### THE INPUT
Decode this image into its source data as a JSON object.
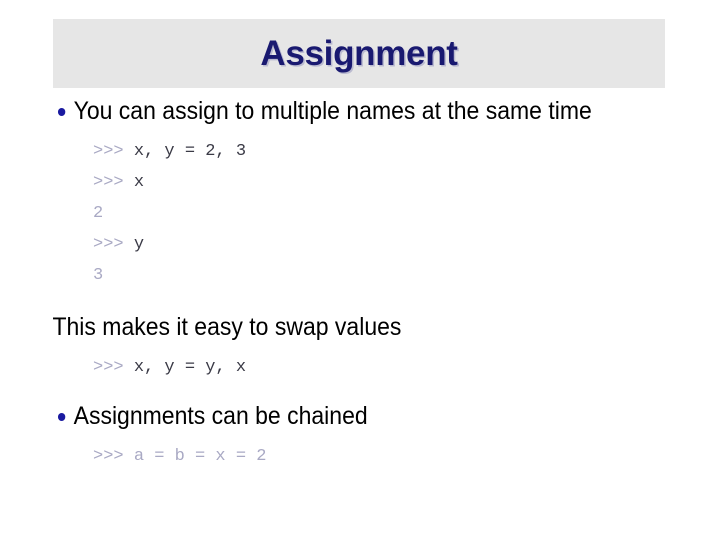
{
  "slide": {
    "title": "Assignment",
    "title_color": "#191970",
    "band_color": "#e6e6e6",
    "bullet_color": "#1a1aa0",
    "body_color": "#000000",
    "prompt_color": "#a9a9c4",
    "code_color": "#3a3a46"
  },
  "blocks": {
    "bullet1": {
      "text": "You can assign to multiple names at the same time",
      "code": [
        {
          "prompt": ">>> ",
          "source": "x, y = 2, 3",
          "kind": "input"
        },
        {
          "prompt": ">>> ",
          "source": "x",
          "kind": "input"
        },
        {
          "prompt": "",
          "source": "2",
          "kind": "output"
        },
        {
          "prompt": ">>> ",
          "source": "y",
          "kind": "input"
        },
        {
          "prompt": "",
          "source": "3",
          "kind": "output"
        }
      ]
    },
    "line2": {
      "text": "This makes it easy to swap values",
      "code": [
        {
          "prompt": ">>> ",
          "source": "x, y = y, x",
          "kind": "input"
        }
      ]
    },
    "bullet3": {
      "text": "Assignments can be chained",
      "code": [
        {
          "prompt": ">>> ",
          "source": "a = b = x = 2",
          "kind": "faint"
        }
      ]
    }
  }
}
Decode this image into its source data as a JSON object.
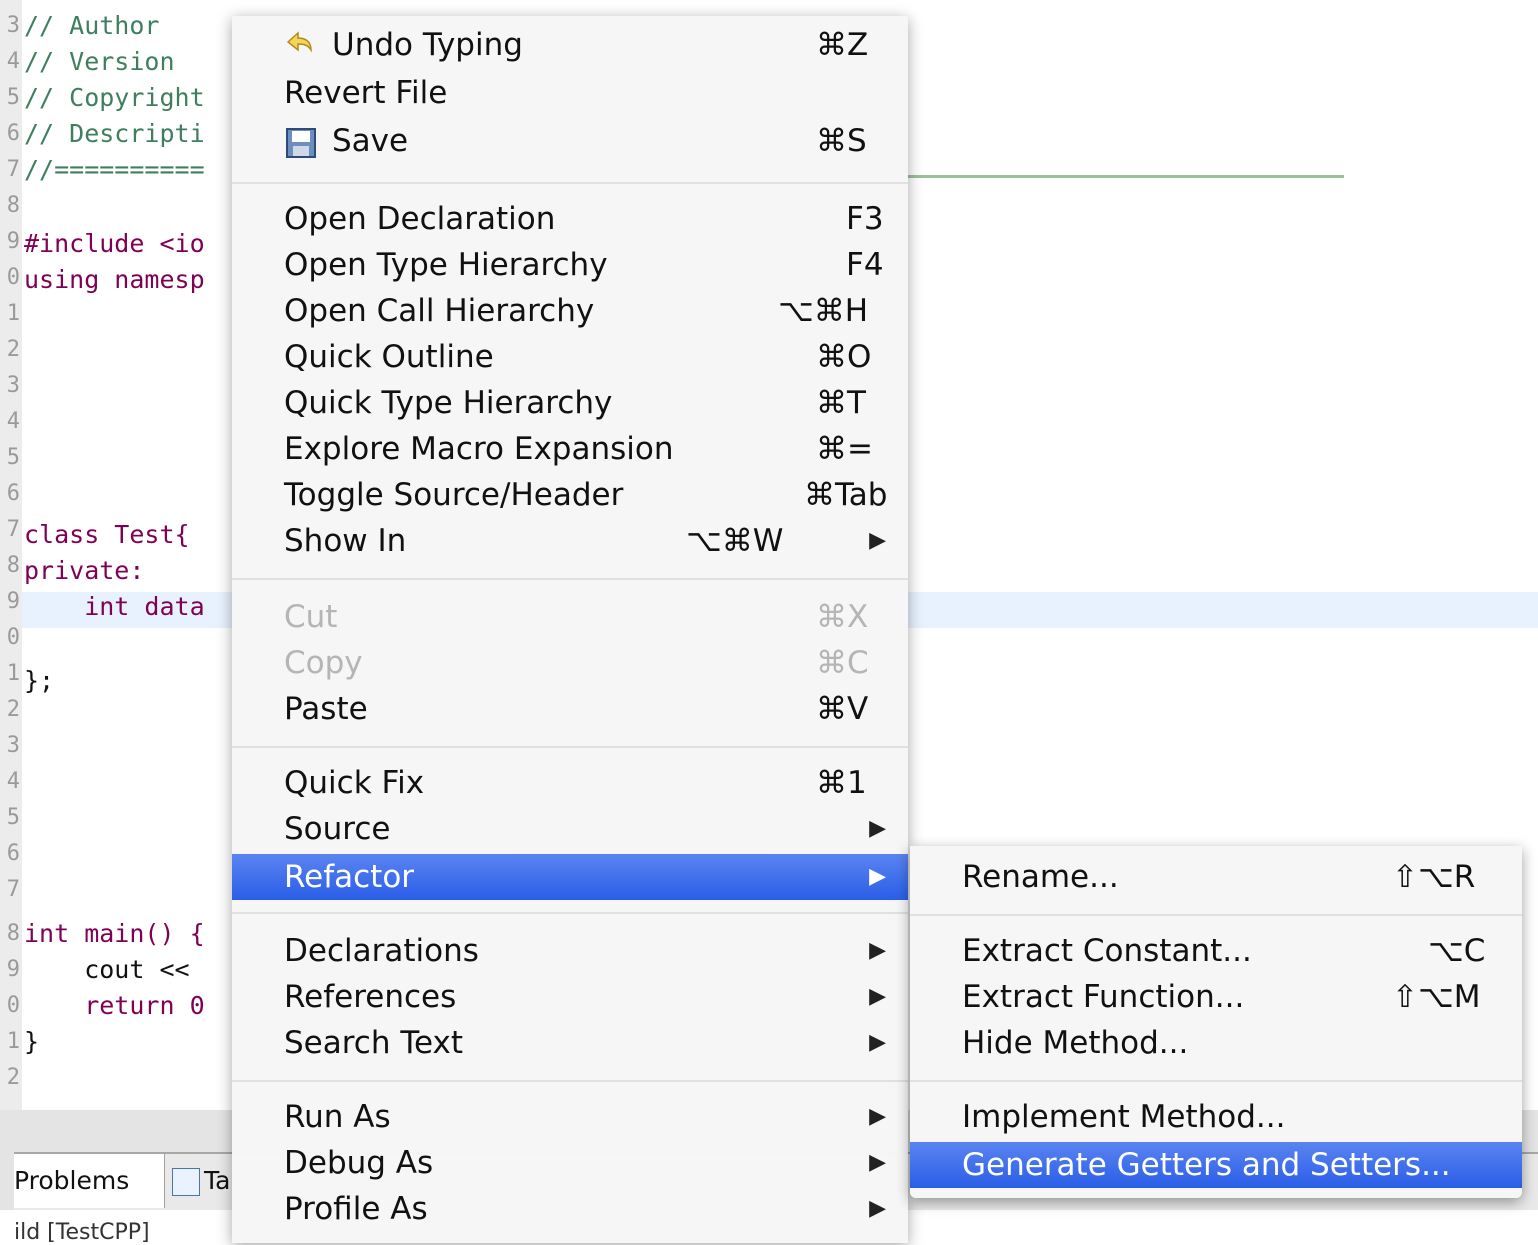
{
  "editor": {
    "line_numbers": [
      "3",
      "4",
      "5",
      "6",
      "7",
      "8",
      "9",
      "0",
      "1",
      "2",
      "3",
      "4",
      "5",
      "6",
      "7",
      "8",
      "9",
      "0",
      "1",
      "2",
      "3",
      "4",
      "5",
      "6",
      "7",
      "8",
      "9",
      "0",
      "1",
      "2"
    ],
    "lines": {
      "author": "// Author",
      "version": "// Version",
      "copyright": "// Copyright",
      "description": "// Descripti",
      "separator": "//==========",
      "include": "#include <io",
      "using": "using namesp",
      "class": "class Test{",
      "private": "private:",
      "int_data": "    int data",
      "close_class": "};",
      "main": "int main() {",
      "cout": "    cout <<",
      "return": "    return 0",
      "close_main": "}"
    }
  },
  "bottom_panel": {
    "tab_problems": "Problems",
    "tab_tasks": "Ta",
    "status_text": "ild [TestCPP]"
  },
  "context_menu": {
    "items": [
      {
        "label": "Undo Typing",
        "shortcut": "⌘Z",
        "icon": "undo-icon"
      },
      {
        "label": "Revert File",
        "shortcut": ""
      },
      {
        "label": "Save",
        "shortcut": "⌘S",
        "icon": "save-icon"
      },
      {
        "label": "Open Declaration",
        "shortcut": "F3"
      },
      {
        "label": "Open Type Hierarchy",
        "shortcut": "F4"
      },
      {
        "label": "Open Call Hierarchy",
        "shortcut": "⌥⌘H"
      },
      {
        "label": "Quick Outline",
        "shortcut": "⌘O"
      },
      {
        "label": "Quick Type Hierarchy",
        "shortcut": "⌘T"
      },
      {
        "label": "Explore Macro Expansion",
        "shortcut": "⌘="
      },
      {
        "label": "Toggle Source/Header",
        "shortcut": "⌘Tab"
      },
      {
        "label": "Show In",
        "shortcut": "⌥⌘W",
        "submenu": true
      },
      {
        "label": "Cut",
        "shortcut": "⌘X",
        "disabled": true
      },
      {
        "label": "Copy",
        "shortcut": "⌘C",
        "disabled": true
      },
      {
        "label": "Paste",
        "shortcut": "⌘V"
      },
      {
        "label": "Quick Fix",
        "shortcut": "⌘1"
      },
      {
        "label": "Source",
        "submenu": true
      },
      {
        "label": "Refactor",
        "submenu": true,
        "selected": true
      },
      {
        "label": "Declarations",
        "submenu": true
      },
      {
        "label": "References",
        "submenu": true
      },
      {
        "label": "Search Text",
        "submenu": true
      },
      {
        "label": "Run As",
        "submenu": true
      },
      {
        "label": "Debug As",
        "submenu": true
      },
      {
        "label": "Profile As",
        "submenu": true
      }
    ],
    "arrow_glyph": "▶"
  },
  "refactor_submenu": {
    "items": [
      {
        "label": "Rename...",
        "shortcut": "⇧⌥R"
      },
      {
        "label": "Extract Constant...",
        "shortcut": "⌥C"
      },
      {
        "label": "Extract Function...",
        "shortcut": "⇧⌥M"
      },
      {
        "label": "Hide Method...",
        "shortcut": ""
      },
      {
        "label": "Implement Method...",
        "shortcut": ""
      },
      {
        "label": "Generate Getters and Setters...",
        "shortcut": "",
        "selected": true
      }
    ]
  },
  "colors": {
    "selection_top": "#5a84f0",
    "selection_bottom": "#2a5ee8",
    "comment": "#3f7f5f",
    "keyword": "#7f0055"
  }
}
######
### THE INPUT
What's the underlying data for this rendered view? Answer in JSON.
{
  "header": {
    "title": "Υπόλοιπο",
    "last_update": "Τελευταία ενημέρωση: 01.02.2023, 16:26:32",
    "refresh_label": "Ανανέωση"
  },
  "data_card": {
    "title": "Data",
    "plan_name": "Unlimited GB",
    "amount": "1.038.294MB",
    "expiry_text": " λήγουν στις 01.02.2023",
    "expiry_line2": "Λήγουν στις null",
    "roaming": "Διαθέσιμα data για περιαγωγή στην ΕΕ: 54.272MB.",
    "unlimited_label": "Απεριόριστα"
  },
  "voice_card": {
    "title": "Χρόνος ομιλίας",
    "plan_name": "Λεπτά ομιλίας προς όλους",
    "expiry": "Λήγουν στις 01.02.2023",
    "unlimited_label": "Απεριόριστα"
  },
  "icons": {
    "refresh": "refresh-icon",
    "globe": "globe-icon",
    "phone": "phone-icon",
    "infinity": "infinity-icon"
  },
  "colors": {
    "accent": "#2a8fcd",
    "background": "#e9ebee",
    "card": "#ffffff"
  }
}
######
● CHALLENGE
Count the lines in the records above that hold the word "Extract", and give only that number.

● WRITTEN ANSWER
2